_Dataset_
.....

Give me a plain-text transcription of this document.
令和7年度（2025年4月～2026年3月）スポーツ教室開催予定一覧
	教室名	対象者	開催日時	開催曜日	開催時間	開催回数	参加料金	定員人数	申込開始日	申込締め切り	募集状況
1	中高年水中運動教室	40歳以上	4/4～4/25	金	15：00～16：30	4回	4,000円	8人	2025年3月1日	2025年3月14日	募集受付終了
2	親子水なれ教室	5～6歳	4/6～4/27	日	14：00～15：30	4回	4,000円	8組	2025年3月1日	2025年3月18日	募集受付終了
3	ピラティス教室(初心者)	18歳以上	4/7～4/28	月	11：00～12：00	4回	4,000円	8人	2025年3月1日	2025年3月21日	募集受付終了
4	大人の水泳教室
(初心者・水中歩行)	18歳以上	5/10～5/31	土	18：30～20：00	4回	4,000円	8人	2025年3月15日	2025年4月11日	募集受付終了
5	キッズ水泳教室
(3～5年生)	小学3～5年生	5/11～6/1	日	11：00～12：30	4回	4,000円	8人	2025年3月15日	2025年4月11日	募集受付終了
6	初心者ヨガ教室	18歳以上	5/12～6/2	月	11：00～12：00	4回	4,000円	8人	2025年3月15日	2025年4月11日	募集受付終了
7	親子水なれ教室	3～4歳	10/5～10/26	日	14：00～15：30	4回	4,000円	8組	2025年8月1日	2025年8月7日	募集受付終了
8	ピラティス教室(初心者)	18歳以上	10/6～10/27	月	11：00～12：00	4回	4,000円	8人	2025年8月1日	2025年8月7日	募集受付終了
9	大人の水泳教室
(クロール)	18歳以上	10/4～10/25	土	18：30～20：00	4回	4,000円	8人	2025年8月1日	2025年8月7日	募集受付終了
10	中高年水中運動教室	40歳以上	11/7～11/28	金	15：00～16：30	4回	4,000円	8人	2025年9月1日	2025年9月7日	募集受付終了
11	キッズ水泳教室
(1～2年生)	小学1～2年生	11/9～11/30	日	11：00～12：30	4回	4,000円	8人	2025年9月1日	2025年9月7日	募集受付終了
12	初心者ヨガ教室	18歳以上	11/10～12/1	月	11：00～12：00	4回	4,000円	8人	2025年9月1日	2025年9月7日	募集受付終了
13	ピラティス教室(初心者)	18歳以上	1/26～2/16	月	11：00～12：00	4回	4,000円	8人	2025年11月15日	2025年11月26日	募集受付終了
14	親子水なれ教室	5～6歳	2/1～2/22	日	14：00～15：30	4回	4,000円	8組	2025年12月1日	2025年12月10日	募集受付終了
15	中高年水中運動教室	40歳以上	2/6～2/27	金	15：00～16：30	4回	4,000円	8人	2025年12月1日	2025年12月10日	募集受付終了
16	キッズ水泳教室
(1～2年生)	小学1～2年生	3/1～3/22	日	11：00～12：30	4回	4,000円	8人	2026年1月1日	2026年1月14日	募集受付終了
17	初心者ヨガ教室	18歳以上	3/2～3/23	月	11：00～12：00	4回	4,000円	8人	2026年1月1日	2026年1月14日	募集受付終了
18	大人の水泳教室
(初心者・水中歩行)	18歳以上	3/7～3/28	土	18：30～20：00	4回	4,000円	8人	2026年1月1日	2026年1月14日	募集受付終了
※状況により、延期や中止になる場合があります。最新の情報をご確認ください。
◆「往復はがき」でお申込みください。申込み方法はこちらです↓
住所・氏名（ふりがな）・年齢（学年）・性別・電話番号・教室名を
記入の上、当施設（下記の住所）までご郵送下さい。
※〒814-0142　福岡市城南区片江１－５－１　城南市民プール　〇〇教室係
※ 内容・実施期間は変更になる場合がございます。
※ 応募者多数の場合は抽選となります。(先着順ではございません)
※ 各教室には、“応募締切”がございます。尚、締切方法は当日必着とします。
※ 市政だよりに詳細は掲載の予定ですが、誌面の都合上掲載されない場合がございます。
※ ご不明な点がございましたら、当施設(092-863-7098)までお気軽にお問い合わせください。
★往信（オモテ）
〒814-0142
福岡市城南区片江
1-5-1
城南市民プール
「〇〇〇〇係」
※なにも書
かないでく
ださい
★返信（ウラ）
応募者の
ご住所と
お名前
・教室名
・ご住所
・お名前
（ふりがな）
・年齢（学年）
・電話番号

.....

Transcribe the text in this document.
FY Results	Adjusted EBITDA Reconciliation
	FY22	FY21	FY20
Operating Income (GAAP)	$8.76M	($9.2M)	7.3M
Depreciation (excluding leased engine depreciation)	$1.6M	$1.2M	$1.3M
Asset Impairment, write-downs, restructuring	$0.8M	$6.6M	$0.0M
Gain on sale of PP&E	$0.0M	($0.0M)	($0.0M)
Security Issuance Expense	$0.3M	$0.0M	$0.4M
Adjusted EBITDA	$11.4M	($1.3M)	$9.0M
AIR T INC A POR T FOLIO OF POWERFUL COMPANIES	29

.....

Take every line that includes the string "中高年水中運動教室" and copy it.

1	中高年水中運動教室	40歳以上	4/4～4/25	金	15：00～16：30	4回	4,000円	8人	2025年3月1日	2025年3月14日	募集受付終了
10	中高年水中運動教室	40歳以上	11/7～11/28	金	15：00～16：30	4回	4,000円	8人	2025年9月1日	2025年9月7日	募集受付終了
15	中高年水中運動教室	40歳以上	2/6～2/27	金	15：00～16：30	4回	4,000円	8人	2025年12月1日	2025年12月10日	募集受付終了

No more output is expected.